▶ _WHAT YOU ARE ASKED TO DO_:
All lines holding the string "rate" are to be shown.

(Data entries)
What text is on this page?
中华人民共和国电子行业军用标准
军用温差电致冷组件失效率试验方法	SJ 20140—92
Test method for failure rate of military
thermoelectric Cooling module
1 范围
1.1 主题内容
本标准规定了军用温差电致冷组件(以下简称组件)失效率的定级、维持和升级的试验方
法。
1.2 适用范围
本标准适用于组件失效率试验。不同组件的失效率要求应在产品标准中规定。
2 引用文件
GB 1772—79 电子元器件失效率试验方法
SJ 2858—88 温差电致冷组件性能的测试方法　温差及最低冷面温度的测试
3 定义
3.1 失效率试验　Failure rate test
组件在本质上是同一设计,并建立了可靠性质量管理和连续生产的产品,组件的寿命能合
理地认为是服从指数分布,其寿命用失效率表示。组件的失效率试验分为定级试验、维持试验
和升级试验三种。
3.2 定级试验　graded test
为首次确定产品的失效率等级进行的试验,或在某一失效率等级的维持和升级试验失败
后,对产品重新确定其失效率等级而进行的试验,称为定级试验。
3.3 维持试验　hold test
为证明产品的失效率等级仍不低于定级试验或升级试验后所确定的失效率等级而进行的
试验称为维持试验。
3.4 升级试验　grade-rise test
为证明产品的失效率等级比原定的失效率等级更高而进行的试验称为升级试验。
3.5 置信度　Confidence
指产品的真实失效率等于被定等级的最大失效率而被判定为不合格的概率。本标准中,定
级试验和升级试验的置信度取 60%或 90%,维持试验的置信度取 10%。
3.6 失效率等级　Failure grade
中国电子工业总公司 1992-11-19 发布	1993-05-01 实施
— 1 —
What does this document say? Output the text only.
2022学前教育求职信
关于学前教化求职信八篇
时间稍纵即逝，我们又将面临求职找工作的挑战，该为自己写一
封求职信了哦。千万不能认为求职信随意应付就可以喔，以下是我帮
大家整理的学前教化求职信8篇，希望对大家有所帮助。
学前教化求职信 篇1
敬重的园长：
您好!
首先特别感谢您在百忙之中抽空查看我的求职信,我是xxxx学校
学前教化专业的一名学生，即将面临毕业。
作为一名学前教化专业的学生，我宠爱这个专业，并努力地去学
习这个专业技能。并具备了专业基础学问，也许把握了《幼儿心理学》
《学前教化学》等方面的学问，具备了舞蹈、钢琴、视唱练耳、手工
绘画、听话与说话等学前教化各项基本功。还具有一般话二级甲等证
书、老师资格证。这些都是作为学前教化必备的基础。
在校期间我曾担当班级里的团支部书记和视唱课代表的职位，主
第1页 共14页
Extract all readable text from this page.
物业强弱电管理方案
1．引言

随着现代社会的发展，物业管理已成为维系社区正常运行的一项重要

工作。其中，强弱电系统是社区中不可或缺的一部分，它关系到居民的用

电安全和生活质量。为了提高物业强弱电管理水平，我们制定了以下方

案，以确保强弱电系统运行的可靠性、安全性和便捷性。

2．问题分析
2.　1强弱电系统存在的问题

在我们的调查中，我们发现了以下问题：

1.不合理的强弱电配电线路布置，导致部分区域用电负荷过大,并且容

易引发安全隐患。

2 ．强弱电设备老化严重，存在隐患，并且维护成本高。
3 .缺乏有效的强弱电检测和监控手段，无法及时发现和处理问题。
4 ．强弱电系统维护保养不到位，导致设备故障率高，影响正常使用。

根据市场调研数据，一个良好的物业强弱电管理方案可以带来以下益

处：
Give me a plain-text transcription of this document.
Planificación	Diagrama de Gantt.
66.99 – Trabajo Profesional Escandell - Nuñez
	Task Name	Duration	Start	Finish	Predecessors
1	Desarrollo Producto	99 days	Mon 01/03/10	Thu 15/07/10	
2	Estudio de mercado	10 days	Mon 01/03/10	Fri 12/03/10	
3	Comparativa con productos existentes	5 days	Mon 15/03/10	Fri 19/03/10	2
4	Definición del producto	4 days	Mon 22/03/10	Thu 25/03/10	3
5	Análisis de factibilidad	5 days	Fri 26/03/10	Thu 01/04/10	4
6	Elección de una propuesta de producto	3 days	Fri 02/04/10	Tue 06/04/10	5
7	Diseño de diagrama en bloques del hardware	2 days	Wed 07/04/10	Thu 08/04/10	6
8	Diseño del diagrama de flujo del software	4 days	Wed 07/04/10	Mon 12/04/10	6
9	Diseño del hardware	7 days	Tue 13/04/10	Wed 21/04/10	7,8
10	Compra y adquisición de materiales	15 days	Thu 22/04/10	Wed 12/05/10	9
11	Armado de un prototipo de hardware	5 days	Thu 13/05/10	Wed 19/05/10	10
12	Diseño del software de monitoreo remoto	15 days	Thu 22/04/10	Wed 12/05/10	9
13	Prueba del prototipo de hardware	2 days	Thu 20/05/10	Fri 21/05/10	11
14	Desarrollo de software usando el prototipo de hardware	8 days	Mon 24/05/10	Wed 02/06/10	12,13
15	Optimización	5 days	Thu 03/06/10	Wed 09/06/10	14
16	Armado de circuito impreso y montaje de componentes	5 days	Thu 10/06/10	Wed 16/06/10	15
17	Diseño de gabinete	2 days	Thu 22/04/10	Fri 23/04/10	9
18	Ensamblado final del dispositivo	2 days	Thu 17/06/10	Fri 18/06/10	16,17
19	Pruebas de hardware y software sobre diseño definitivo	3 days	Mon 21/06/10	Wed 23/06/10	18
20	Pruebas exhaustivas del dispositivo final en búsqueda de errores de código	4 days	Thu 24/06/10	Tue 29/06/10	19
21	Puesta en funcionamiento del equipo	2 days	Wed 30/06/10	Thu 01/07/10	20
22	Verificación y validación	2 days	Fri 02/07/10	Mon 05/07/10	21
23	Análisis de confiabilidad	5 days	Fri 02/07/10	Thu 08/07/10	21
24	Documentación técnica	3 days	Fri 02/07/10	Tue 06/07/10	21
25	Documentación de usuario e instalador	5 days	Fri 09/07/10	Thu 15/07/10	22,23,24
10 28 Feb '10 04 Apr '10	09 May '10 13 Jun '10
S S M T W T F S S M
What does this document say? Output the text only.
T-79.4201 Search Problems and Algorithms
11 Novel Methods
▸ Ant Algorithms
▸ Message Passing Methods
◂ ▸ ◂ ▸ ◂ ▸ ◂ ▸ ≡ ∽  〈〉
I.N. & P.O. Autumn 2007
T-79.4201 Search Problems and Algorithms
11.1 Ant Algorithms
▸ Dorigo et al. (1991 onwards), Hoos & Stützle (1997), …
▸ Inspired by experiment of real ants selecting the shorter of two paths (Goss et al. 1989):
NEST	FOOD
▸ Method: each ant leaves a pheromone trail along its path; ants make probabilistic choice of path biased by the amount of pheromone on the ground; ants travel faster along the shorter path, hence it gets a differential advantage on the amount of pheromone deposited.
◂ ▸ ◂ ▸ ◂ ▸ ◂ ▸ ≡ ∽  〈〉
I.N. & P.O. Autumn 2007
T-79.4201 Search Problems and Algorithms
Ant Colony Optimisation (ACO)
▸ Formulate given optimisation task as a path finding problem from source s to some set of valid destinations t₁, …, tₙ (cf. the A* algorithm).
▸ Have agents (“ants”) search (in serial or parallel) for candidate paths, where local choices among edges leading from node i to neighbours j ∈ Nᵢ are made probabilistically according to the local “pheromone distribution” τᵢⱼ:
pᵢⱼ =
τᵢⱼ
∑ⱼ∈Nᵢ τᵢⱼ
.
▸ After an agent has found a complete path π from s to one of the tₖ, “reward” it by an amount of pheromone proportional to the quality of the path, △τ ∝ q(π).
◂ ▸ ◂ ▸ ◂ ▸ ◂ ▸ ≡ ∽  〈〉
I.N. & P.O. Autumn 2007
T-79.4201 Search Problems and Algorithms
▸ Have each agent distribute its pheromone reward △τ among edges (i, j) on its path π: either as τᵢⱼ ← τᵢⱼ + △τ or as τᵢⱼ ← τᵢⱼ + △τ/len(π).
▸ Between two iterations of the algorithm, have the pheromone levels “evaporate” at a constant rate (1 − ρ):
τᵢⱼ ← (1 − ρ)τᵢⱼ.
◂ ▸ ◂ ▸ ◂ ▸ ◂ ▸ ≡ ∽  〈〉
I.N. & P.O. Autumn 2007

▶ _RESULT BELOW_:
Test method for failure rate of military
3.1 失效率试验　Failure rate test
▸ Between two iterations of the algorithm, have the pheromone levels “evaporate” at a constant rate (1 − ρ):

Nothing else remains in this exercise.